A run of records

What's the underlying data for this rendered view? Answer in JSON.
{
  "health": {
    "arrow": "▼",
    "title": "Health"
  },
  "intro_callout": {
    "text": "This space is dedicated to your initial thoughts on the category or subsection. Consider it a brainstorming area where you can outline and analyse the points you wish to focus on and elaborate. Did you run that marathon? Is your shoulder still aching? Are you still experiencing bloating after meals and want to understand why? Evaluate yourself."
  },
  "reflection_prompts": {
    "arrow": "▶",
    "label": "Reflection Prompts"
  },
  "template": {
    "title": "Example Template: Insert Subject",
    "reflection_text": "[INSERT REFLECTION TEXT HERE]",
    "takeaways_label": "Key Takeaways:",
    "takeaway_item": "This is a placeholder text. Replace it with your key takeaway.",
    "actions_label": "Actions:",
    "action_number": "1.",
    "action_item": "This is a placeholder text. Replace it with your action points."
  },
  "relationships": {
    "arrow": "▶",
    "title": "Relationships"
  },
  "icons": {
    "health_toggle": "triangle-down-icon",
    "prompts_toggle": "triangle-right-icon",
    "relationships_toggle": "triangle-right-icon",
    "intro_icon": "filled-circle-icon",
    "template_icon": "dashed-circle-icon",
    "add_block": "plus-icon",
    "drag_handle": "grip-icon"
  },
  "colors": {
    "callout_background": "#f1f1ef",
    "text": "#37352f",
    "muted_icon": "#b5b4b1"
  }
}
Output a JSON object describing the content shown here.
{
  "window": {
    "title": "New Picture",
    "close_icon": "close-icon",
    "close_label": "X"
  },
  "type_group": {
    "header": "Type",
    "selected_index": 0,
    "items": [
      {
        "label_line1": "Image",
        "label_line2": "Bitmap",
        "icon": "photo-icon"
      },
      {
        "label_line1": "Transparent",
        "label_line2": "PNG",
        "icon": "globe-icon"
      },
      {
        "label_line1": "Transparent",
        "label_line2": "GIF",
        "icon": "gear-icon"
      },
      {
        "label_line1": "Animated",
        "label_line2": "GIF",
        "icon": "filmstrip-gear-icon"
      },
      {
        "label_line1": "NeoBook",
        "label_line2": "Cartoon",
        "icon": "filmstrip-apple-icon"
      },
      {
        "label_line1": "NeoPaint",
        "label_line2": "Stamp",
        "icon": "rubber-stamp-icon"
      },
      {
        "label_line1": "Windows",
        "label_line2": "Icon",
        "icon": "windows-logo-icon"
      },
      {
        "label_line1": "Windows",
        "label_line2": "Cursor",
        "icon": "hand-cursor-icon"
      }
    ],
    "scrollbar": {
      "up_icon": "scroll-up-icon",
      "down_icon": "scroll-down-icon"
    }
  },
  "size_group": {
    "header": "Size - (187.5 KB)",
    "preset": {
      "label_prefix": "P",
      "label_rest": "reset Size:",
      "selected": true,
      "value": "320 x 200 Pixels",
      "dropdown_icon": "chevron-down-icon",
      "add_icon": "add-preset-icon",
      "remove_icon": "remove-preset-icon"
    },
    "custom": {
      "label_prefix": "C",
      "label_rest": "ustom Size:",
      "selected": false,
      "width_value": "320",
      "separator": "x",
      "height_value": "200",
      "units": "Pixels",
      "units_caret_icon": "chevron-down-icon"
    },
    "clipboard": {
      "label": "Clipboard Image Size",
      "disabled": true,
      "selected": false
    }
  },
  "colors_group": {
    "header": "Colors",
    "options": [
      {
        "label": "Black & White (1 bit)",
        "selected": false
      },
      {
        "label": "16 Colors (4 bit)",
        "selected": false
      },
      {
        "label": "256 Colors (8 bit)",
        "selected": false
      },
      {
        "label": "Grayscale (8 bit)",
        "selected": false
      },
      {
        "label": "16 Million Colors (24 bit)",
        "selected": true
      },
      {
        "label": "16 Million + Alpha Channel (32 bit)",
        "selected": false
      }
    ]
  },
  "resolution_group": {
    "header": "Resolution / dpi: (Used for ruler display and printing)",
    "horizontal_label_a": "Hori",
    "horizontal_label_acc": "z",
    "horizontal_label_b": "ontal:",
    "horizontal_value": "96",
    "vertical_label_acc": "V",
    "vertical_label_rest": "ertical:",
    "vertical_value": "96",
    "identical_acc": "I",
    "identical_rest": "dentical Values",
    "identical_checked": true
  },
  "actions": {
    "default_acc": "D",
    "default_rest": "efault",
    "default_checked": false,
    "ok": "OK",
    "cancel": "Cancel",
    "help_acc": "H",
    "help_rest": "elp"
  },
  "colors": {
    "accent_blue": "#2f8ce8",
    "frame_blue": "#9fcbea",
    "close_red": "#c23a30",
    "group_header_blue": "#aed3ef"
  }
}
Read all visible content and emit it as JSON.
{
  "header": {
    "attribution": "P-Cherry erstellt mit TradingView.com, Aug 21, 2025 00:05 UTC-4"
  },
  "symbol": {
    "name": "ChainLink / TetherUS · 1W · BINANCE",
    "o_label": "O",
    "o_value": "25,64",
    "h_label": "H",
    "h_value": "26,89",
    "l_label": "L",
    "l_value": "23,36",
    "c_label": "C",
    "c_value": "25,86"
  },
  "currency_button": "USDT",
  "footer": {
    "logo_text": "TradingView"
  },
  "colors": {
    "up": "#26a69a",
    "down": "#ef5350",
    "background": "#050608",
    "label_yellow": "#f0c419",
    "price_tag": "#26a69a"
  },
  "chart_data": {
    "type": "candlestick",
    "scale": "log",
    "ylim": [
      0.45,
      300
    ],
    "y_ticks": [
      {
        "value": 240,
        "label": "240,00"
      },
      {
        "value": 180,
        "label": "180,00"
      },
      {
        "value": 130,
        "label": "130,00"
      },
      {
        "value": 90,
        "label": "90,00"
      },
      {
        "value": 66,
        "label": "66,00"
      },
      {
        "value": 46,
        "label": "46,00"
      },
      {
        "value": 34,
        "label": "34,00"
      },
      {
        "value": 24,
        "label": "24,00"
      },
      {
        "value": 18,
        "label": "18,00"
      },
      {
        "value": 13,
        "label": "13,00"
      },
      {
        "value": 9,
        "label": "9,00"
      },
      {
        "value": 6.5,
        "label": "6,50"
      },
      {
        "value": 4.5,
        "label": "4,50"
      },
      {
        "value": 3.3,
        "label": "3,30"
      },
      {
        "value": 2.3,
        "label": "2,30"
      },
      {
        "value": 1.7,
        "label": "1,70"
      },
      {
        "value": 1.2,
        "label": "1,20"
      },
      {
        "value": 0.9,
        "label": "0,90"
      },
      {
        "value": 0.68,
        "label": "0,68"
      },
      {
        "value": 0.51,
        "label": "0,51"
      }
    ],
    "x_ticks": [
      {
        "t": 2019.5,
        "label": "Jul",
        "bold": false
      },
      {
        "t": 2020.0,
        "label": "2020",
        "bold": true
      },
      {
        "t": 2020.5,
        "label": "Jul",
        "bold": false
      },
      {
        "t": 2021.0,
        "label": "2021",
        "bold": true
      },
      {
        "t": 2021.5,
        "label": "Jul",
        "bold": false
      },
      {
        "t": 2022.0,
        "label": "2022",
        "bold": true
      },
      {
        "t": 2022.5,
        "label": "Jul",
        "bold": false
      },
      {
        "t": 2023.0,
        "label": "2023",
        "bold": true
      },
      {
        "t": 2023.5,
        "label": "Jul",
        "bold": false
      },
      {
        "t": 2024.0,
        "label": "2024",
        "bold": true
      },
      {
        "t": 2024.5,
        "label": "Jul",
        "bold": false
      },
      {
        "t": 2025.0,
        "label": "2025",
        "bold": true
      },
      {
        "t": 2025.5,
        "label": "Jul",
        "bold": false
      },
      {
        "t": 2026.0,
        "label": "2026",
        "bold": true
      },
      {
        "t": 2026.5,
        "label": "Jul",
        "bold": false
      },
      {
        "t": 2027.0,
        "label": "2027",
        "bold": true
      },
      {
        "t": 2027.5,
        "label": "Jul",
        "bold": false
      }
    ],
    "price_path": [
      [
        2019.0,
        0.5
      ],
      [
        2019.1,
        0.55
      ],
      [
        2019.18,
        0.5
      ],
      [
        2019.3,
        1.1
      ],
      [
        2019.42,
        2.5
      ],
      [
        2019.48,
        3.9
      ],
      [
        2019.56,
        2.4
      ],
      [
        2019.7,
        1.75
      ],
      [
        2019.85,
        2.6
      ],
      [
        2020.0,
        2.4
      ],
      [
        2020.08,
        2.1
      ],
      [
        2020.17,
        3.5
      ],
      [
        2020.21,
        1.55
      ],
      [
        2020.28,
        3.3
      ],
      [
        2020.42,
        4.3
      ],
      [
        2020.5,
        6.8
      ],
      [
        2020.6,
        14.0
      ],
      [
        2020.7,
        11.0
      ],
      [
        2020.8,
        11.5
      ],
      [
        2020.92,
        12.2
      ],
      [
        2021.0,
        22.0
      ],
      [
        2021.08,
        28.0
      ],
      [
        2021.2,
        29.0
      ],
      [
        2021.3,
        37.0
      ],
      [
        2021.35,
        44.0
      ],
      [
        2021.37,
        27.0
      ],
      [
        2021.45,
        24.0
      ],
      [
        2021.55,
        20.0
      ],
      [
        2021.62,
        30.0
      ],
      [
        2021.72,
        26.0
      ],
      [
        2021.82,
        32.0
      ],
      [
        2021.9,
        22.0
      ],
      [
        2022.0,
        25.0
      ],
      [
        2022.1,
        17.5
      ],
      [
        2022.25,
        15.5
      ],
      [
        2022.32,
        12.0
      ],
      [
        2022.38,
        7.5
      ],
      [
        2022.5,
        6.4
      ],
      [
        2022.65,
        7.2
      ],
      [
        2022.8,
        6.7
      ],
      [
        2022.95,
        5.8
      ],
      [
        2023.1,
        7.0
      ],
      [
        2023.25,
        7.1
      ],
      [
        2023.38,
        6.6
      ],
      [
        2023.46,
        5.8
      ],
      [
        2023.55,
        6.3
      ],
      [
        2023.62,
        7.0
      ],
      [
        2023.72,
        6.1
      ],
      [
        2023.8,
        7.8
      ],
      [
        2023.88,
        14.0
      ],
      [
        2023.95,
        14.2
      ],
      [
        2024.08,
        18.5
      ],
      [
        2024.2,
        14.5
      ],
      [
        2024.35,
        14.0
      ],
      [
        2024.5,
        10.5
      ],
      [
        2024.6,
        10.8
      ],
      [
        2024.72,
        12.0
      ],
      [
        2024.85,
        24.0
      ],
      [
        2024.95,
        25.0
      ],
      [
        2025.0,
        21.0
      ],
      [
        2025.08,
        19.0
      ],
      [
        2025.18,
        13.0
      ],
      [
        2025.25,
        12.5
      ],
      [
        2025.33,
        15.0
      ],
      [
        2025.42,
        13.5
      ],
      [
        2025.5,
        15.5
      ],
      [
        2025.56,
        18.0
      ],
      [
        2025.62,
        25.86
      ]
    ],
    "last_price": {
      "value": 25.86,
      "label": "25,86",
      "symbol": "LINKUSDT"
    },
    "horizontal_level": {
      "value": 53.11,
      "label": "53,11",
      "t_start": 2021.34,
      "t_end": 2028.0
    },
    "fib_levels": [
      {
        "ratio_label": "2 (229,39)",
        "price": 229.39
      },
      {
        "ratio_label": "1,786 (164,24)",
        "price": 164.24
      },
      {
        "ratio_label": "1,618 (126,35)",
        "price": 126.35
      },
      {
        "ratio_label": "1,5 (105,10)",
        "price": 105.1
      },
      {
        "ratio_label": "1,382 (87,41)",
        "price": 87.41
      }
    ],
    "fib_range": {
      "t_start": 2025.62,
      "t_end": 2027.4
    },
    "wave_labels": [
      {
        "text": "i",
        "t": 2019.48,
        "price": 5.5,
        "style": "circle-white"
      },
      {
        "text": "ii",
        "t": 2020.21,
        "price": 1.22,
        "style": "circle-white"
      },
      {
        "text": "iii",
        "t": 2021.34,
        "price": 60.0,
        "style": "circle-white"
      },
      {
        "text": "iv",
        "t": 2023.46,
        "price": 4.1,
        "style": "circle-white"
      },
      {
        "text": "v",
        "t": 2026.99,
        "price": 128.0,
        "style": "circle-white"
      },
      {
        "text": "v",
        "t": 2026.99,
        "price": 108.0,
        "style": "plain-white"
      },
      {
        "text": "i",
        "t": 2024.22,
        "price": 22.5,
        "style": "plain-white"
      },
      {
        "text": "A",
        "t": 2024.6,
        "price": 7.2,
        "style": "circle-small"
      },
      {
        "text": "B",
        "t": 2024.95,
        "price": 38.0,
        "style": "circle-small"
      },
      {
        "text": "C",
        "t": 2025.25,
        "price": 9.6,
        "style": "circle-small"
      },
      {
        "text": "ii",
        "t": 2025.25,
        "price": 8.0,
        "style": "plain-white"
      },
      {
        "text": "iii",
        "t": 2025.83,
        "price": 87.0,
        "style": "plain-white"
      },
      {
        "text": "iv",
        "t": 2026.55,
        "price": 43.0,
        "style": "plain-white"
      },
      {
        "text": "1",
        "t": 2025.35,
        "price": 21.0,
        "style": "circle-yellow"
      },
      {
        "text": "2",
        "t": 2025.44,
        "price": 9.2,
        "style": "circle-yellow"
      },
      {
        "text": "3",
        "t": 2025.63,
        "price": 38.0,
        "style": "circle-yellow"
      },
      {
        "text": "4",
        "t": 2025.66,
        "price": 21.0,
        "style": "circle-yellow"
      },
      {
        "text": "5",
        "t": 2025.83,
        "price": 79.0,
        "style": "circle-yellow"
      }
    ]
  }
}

TASK PROMPT
Determine how many lines of the listing above include the word "triangle", and report that number only.

TASK SOLUTION
3